Directive - Drop the images; return everything else in the listing below exactly.

The input -
□ □ □
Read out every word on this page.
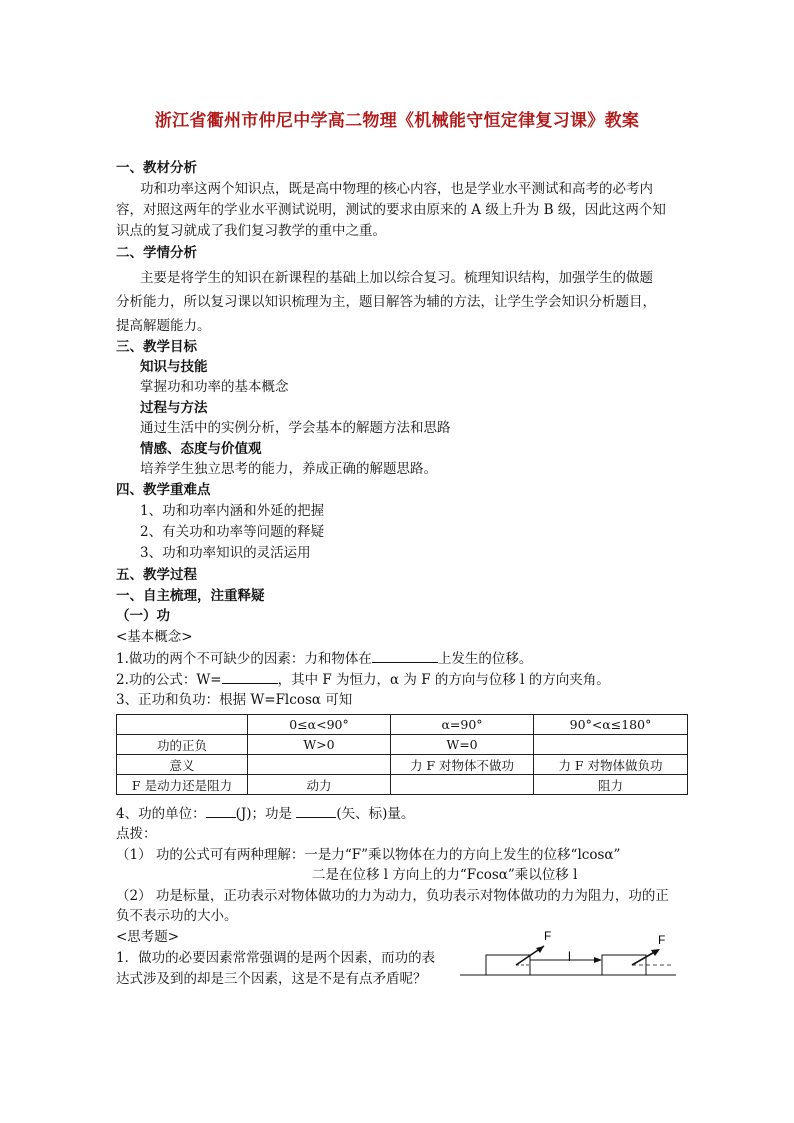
浙江省衢州市仲尼中学高二物理《机械能守恒定律复习课》教案
一、教材分析
功和功率这两个知识点，既是高中物理的核心内容，也是学业水平测试和高考的必考内
容，对照这两年的学业水平测试说明，测试的要求由原来的 A 级上升为 B 级，因此这两个知
识点的复习就成了我们复习教学的重中之重。
二、学情分析
主要是将学生的知识在新课程的基础上加以综合复习。梳理知识结构，加强学生的做题
分析能力，所以复习课以知识梳理为主，题目解答为辅的方法，让学生学会知识分析题目，
提高解题能力。
三、教学目标
知识与技能
掌握功和功率的基本概念
过程与方法
通过生活中的实例分析，学会基本的解题方法和思路
情感、态度与价值观
培养学生独立思考的能力，养成正确的解题思路。
四、教学重难点
1、功和功率内涵和外延的把握
2、有关功和功率等问题的释疑
3、功和功率知识的灵活运用
五、教学过程
一、自主梳理，注重释疑
（一）功
<基本概念>
1.做功的两个不可缺少的因素：力和物体在	上发生的位移。
2.功的公式：W=	，其中 F 为恒力，α 为 F 的方向与位移 l 的方向夹角。
3、正功和负功：根据 W=Flcosα 可知
	0≤α<90°	α=90°	90°<α≤180°
功的正负	W>0	W=0	
意义		力 F 对物体不做功	力 F 对物体做负功
F 是动力还是阻力	动力		阻力
4、功的单位： (J)；功是	(矢、标)量。
点拨：
（1） 功的公式可有两种理解：一是力“F”乘以物体在力的方向上发生的位移“lcosα”
二是在位移 l 方向上的力“Fcosα”乘以位移 l
（2） 功是标量，正功表示对物体做功的力为动力，负功表示对物体做功的力为阻力，功的正
负不表示功的大小。
<思考题>
1．做功的必要因素常常强调的是两个因素，而功的表
达式涉及到的却是三个因素，这是不是有点矛盾呢？
F
l
F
□ □ □
Task output -
Read out every word on this page.
浙江省衢州市仲尼中学高二物理《机械能守恒定律复习课》教案
一、教材分析
功和功率这两个知识点，既是高中物理的核心内容，也是学业水平测试和高考的必考内
容，对照这两年的学业水平测试说明，测试的要求由原来的 A 级上升为 B 级，因此这两个知
识点的复习就成了我们复习教学的重中之重。
二、学情分析
主要是将学生的知识在新课程的基础上加以综合复习。梳理知识结构，加强学生的做题
分析能力，所以复习课以知识梳理为主，题目解答为辅的方法，让学生学会知识分析题目，
提高解题能力。
三、教学目标
知识与技能
掌握功和功率的基本概念
过程与方法
通过生活中的实例分析，学会基本的解题方法和思路
情感、态度与价值观
培养学生独立思考的能力，养成正确的解题思路。
四、教学重难点
1、功和功率内涵和外延的把握
2、有关功和功率等问题的释疑
3、功和功率知识的灵活运用
五、教学过程
一、自主梳理，注重释疑
（一）功
<基本概念>
1.做功的两个不可缺少的因素：力和物体在	上发生的位移。
2.功的公式：W=	，其中 F 为恒力，α 为 F 的方向与位移 l 的方向夹角。
3、正功和负功：根据 W=Flcosα 可知
	0≤α<90°	α=90°	90°<α≤180°
功的正负	W>0	W=0	
意义		力 F 对物体不做功	力 F 对物体做负功
F 是动力还是阻力	动力		阻力
4、功的单位： (J)；功是	(矢、标)量。
点拨：
（1） 功的公式可有两种理解：一是力“F”乘以物体在力的方向上发生的位移“lcosα”
二是在位移 l 方向上的力“Fcosα”乘以位移 l
（2） 功是标量，正功表示对物体做功的力为动力，负功表示对物体做功的力为阻力，功的正
负不表示功的大小。
<思考题>
1．做功的必要因素常常强调的是两个因素，而功的表
达式涉及到的却是三个因素，这是不是有点矛盾呢？
F
l
F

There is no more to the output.